◆ **THE EXERCISE**
Write out the material exactly, leaving every picture behind.

-- SOURCE MATERIAL start --

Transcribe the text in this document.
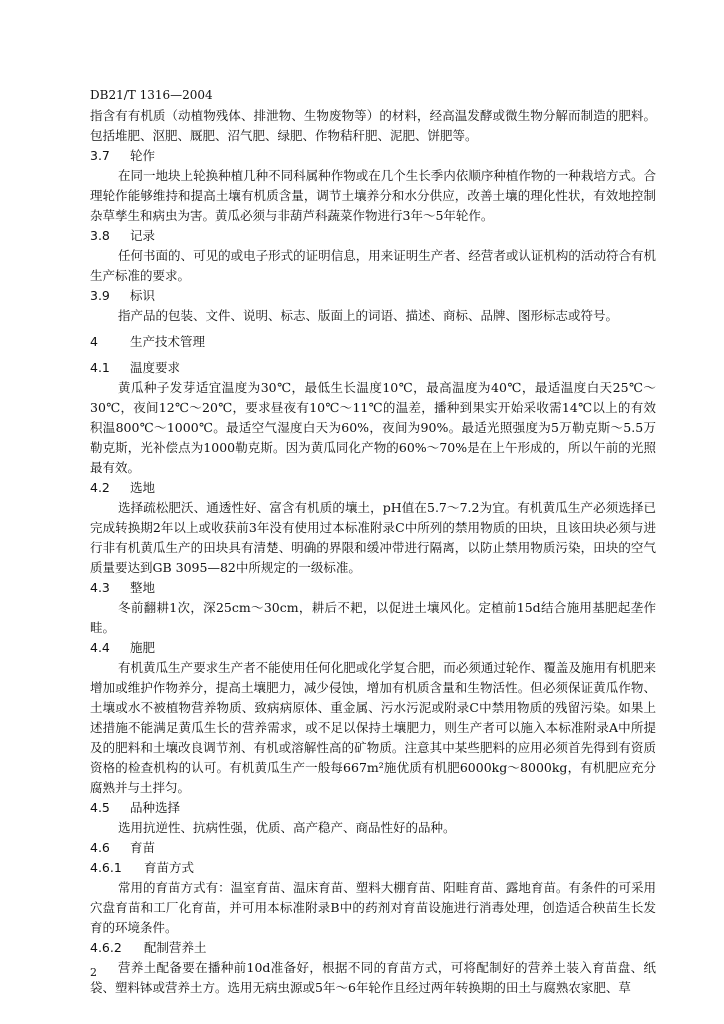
DB21/T 1316—2004

指含有有机质（动植物残体、排泄物、生物废物等）的材料，经高温发酵或微生物分解而制造的肥料。包括堆肥、沤肥、厩肥、沼气肥、绿肥、作物秸秆肥、泥肥、饼肥等。

3.7 轮作

在同一地块上轮换种植几种不同科属种作物或在几个生长季内依顺序种植作物的一种栽培方式。合理轮作能够维持和提高土壤有机质含量，调节土壤养分和水分供应，改善土壤的理化性状，有效地控制杂草孳生和病虫为害。黄瓜必须与非葫芦科蔬菜作物进行3年～5年轮作。

3.8 记录

任何书面的、可见的或电子形式的证明信息，用来证明生产者、经营者或认证机构的活动符合有机生产标准的要求。

3.9 标识

指产品的包装、文件、说明、标志、版面上的词语、描述、商标、品牌、图形标志或符号。

4	生产技术管理
4.1 温度要求

黄瓜种子发芽适宜温度为30℃，最低生长温度10℃，最高温度为40℃，最适温度白天25℃～30℃，夜间12℃～20℃，要求昼夜有10℃～11℃的温差，播种到果实开始采收需14℃以上的有效积温800℃～1000℃。最适空气湿度白天为60%，夜间为90%。最适光照强度为5万勒克斯～5.5万勒克斯，光补偿点为1000勒克斯。因为黄瓜同化产物的60%～70%是在上午形成的，所以午前的光照最有效。

4.2 选地

选择疏松肥沃、通透性好、富含有机质的壤土，pH值在5.7～7.2为宜。有机黄瓜生产必须选择已完成转换期2年以上或收获前3年没有使用过本标准附录C中所列的禁用物质的田块，且该田块必须与进行非有机黄瓜生产的田块具有清楚、明确的界限和缓冲带进行隔离，以防止禁用物质污染，田块的空气质量要达到GB 3095—82中所规定的一级标准。

4.3 整地

冬前翻耕1次，深25cm～30cm，耕后不耙，以促进土壤风化。定植前15d结合施用基肥起垄作畦。

4.4 施肥

有机黄瓜生产要求生产者不能使用任何化肥或化学复合肥，而必须通过轮作、覆盖及施用有机肥来增加或维护作物养分，提高土壤肥力，减少侵蚀，增加有机质含量和生物活性。但必须保证黄瓜作物、土壤或水不被植物营养物质、致病病原体、重金属、污水污泥或附录C中禁用物质的残留污染。如果上述措施不能满足黄瓜生长的营养需求，或不足以保持土壤肥力，则生产者可以施入本标准附录A中所提及的肥料和土壤改良调节剂、有机或溶解性高的矿物质。注意其中某些肥料的应用必须首先得到有资质资格的检查机构的认可。有机黄瓜生产一般每667m²施优质有机肥6000kg～8000kg，有机肥应充分腐熟并与土拌匀。

4.5 品种选择

选用抗逆性、抗病性强，优质、高产稳产、商品性好的品种。

4.6 育苗
4.6.1 育苗方式

常用的育苗方式有：温室育苗、温床育苗、塑料大棚育苗、阳畦育苗、露地育苗。有条件的可采用穴盘育苗和工厂化育苗，并可用本标准附录B中的药剂对育苗设施进行消毒处理，创造适合秧苗生长发育的环境条件。

4.6.2 配制营养土

营养土配备要在播种前10d准备好，根据不同的育苗方式，可将配制好的营养土装入育苗盘、纸袋、塑料钵或营养土方。选用无病虫源或5年～6年轮作且经过两年转换期的田土与腐熟农家肥、草

2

-- SOURCE MATERIAL end --

◆ **ANSWER TO THIS PROBLEM**
Transcribe the text in this document.
DB21/T 1316—2004

指含有有机质（动植物残体、排泄物、生物废物等）的材料，经高温发酵或微生物分解而制造的肥料。包括堆肥、沤肥、厩肥、沼气肥、绿肥、作物秸秆肥、泥肥、饼肥等。

3.7 轮作

在同一地块上轮换种植几种不同科属种作物或在几个生长季内依顺序种植作物的一种栽培方式。合理轮作能够维持和提高土壤有机质含量，调节土壤养分和水分供应，改善土壤的理化性状，有效地控制杂草孳生和病虫为害。黄瓜必须与非葫芦科蔬菜作物进行3年～5年轮作。

3.8 记录

任何书面的、可见的或电子形式的证明信息，用来证明生产者、经营者或认证机构的活动符合有机生产标准的要求。

3.9 标识

指产品的包装、文件、说明、标志、版面上的词语、描述、商标、品牌、图形标志或符号。

4	生产技术管理
4.1 温度要求

黄瓜种子发芽适宜温度为30℃，最低生长温度10℃，最高温度为40℃，最适温度白天25℃～30℃，夜间12℃～20℃，要求昼夜有10℃～11℃的温差，播种到果实开始采收需14℃以上的有效积温800℃～1000℃。最适空气湿度白天为60%，夜间为90%。最适光照强度为5万勒克斯～5.5万勒克斯，光补偿点为1000勒克斯。因为黄瓜同化产物的60%～70%是在上午形成的，所以午前的光照最有效。

4.2 选地

选择疏松肥沃、通透性好、富含有机质的壤土，pH值在5.7～7.2为宜。有机黄瓜生产必须选择已完成转换期2年以上或收获前3年没有使用过本标准附录C中所列的禁用物质的田块，且该田块必须与进行非有机黄瓜生产的田块具有清楚、明确的界限和缓冲带进行隔离，以防止禁用物质污染，田块的空气质量要达到GB 3095—82中所规定的一级标准。

4.3 整地

冬前翻耕1次，深25cm～30cm，耕后不耙，以促进土壤风化。定植前15d结合施用基肥起垄作畦。

4.4 施肥

有机黄瓜生产要求生产者不能使用任何化肥或化学复合肥，而必须通过轮作、覆盖及施用有机肥来增加或维护作物养分，提高土壤肥力，减少侵蚀，增加有机质含量和生物活性。但必须保证黄瓜作物、土壤或水不被植物营养物质、致病病原体、重金属、污水污泥或附录C中禁用物质的残留污染。如果上述措施不能满足黄瓜生长的营养需求，或不足以保持土壤肥力，则生产者可以施入本标准附录A中所提及的肥料和土壤改良调节剂、有机或溶解性高的矿物质。注意其中某些肥料的应用必须首先得到有资质资格的检查机构的认可。有机黄瓜生产一般每667m²施优质有机肥6000kg～8000kg，有机肥应充分腐熟并与土拌匀。

4.5 品种选择

选用抗逆性、抗病性强，优质、高产稳产、商品性好的品种。

4.6 育苗
4.6.1 育苗方式

常用的育苗方式有：温室育苗、温床育苗、塑料大棚育苗、阳畦育苗、露地育苗。有条件的可采用穴盘育苗和工厂化育苗，并可用本标准附录B中的药剂对育苗设施进行消毒处理，创造适合秧苗生长发育的环境条件。

4.6.2 配制营养土

营养土配备要在播种前10d准备好，根据不同的育苗方式，可将配制好的营养土装入育苗盘、纸袋、塑料钵或营养土方。选用无病虫源或5年～6年轮作且经过两年转换期的田土与腐熟农家肥、草

2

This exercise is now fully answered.